Я разворачиваюсь от снежной ямы и делаю шаг, обратно. И проваливаюсь в снег почти по пояс!

– Блин! Да, чтоб всё сдохло! – грубо матерясь и психуя, через пять минут боя с метровым снегом, я трудно выбираюсь на вездеходный след, к Казанцеву.

Всё, дело сделано. Мы шагаем по побережью обратно, на Тятино…

Уже подтаявший снег, совершенно не держит вес человека! И мы, как две лошади, «бьём целину». Я, как коренной жеребец – первым. Казанцев крадётся по моим следам. Он легче меня на добрый десяток килограммов, он проваливается не так глубоко и не так часто…

– Да-ааа! Мои надежды, по медвежьему помёту, не оправдались! – тяжело дыша, думаю я, о своём, – Ну и чёрт с ним!.. Зато, какая загадка! Было очень интересно её разгадать!

И я ощущаю себя следователем. Как, там говорят? «Проанализировав информацию на месте происшествия, приходим к выводу, что…». Только, я – не ловлю преступников. Я расследую лесные происшествия. Я – лесной следователь. Думаете, здесь всё просто?! Ну, нет! Лесная жизнь полна таких первоклассных загадок, что далеко не каждый человек способен их разгадать…


Десятое апреля. Тятинский дом. Утро. На улице начинается чудесный весенний день! Своей парой с Казанцевым, мы решаем пройти по смотровой тропе, над Тятиной. Недалеко. Сейчас, по снегу, далеко не уйдёшь. Посмотрим на речную долину с высоты птичьего полета, проверим следы, проталины. В общем, посмотрим, чем лес живёт, понюхаем…

Всё! Тесак, в ножнах – на поясе, секция патронташа на восемь патронов – на поясе, ручка и дневничок – в кармане. Ружьё в руку, бинокль на шею. Я собран и готов. Мы выходим из дома.
================
*Задание 1:* Перепишите из записей без изменений фрагмент, который начинается строкой, содержащей "pie-title-gha: Risk for", и заканчивается строкой, содержащей "pie-label-tertiary: 6.9%: [1205, 292, 1238, 307]", включая обе эти строки.

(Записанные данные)
================
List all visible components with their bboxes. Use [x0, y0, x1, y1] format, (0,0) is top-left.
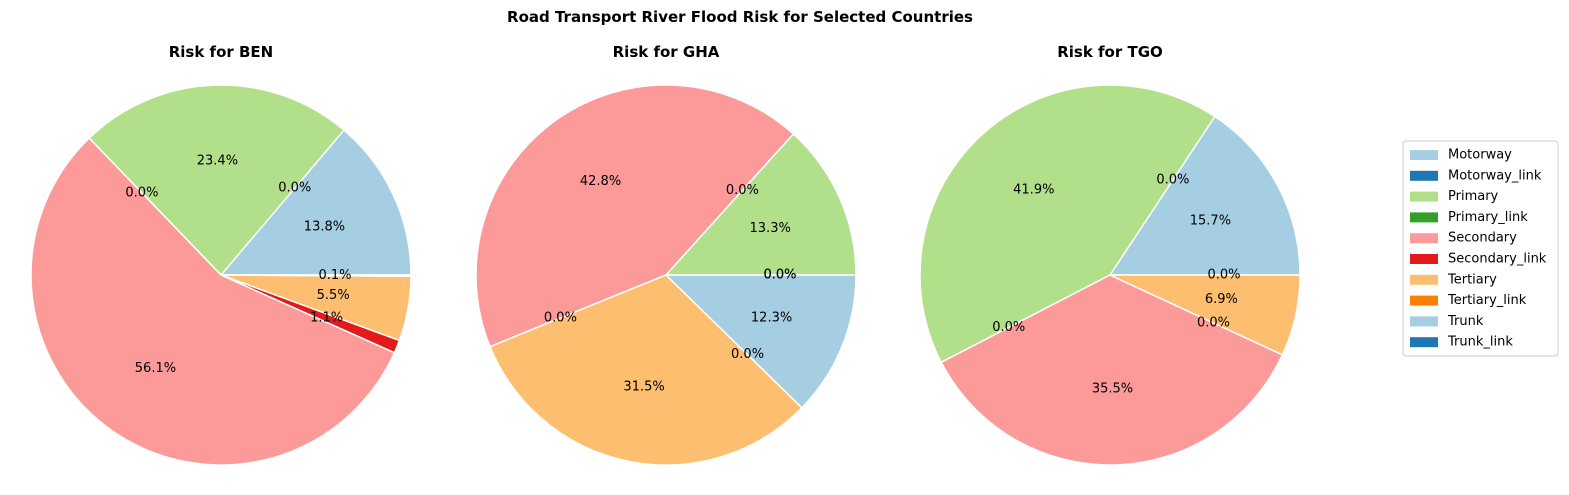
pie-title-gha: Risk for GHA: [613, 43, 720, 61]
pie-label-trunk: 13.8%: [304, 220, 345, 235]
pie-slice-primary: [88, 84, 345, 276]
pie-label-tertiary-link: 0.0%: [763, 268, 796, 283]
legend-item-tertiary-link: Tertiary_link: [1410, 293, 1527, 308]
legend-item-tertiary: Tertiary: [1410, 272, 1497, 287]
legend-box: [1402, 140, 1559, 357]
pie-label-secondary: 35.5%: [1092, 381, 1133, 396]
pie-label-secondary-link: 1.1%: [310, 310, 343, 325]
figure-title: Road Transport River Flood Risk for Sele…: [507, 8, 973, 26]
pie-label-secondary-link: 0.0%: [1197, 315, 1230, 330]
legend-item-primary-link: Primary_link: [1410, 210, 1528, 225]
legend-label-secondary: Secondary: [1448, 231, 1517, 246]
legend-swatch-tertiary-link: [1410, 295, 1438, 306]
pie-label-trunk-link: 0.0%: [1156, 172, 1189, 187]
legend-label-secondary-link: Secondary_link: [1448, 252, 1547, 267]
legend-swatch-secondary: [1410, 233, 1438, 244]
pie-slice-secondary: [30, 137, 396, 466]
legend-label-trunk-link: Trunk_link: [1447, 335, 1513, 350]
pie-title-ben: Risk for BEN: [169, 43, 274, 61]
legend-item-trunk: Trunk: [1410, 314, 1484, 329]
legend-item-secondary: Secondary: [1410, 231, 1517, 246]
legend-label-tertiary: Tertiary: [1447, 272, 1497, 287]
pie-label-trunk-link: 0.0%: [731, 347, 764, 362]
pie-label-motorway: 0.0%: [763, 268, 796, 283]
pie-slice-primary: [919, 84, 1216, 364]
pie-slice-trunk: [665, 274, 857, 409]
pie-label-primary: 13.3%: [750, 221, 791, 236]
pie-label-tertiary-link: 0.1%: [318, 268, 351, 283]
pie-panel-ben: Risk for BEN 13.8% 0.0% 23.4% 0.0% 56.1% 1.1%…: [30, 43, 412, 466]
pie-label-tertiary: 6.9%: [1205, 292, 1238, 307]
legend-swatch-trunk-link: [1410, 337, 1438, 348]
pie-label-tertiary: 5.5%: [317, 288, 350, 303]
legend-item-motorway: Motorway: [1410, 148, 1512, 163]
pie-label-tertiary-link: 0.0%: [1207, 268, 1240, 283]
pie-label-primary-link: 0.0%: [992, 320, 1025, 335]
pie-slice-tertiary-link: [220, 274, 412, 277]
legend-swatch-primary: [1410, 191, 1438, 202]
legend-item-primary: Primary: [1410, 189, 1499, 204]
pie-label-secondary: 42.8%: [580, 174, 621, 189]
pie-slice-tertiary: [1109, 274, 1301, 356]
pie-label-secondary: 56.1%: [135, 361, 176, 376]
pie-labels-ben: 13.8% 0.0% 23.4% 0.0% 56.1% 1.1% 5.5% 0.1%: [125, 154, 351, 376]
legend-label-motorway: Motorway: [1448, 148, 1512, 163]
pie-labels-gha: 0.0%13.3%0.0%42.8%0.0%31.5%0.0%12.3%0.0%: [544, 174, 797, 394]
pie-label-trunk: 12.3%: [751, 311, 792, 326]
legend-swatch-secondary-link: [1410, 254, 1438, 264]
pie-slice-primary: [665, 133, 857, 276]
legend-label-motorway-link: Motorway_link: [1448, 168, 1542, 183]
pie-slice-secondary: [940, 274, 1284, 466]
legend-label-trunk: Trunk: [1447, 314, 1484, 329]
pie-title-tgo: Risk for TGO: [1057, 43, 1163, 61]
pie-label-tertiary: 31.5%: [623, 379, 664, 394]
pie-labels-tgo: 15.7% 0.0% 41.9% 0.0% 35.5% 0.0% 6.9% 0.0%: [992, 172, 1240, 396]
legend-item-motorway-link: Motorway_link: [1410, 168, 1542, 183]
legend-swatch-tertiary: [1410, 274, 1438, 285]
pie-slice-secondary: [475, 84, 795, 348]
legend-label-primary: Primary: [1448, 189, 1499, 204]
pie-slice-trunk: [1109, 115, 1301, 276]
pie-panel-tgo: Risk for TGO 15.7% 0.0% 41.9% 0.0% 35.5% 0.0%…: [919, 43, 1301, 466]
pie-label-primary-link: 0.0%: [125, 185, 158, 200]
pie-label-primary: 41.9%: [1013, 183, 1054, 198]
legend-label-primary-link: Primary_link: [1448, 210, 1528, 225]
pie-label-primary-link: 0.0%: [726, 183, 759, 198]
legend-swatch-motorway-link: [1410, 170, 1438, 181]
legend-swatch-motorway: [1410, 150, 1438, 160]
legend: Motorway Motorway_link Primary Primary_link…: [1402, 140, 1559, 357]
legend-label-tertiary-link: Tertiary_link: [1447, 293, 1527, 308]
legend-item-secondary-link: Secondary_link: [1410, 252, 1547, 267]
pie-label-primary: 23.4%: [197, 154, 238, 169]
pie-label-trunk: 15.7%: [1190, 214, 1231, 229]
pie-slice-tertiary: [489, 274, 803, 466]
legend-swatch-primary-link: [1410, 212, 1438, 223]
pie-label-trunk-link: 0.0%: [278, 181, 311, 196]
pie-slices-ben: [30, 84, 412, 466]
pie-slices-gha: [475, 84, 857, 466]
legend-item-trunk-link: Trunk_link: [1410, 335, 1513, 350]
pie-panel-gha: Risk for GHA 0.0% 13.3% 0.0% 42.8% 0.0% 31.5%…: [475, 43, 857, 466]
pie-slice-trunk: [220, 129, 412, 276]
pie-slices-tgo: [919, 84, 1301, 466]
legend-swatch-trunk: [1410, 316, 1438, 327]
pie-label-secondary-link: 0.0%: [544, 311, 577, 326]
================
*Задание 2:* Воспроизведите часть цитируемого фрагмента, начинающуюся со слов "И я ощущаю себя" и заканчивающуюся словами "выходим из дома.", подставив "фонарь" вместо "бинокль".

*Решение 1:*
pie-title-gha: Risk for GHA: [613, 43, 720, 61]
pie-label-trunk: 13.8%: [304, 220, 345, 235]
pie-slice-primary: [88, 84, 345, 276]
pie-label-tertiary-link: 0.0%: [763, 268, 796, 283]
legend-item-tertiary-link: Tertiary_link: [1410, 293, 1527, 308]
legend-item-tertiary: Tertiary: [1410, 272, 1497, 287]
legend-box: [1402, 140, 1559, 357]
pie-label-secondary: 35.5%: [1092, 381, 1133, 396]
pie-label-secondary-link: 1.1%: [310, 310, 343, 325]
figure-title: Road Transport River Flood Risk for Sele…: [507, 8, 973, 26]
pie-label-secondary-link: 0.0%: [1197, 315, 1230, 330]
legend-item-primary-link: Primary_link: [1410, 210, 1528, 225]
legend-label-secondary: Secondary: [1448, 231, 1517, 246]
legend-swatch-tertiary-link: [1410, 295, 1438, 306]
pie-label-trunk-link: 0.0%: [1156, 172, 1189, 187]
legend-label-secondary-link: Secondary_link: [1448, 252, 1547, 267]
legend-swatch-secondary: [1410, 233, 1438, 244]
pie-slice-secondary: [30, 137, 396, 466]
legend-label-trunk-link: Trunk_link: [1447, 335, 1513, 350]
pie-title-ben: Risk for BEN: [169, 43, 274, 61]
legend-item-trunk: Trunk: [1410, 314, 1484, 329]
legend-item-secondary: Secondary: [1410, 231, 1517, 246]
legend-label-tertiary: Tertiary: [1447, 272, 1497, 287]
pie-label-trunk-link: 0.0%: [731, 347, 764, 362]
pie-label-motorway: 0.0%: [763, 268, 796, 283]
pie-slice-primary: [919, 84, 1216, 364]
pie-slice-trunk: [665, 274, 857, 409]
pie-label-primary: 13.3%: [750, 221, 791, 236]
pie-label-tertiary-link: 0.1%: [318, 268, 351, 283]
pie-panel-ben: Risk for BEN 13.8% 0.0% 23.4% 0.0% 56.1% 1.1%…: [30, 43, 412, 466]
pie-label-tertiary: 6.9%: [1205, 292, 1238, 307]

*Решение 2:*
И я ощущаю себя следователем. Как, там говорят? «Проанализировав информацию на месте происшествия, приходим к выводу, что…». Только, я – не ловлю преступников. Я расследую лесные происшествия. Я – лесной следователь. Думаете, здесь всё просто?! Ну, нет! Лесная жизнь полна таких первоклассных загадок, что далеко не каждый человек способен их разгадать…


Десятое апреля. Тятинский дом. Утро. На улице начинается чудесный весенний день! Своей парой с Казанцевым, мы решаем пройти по смотровой тропе, над Тятиной. Недалеко. Сейчас, по снегу, далеко не уйдёшь. Посмотрим на речную долину с высоты птичьего полета, проверим следы, проталины. В общем, посмотрим, чем лес живёт, понюхаем…

Всё! Тесак, в ножнах – на поясе, секция патронташа на восемь патронов – на поясе, ручка и дневничок – в кармане. Ружьё в руку, фонарь на шею. Я собран и готов. Мы выходим из дома.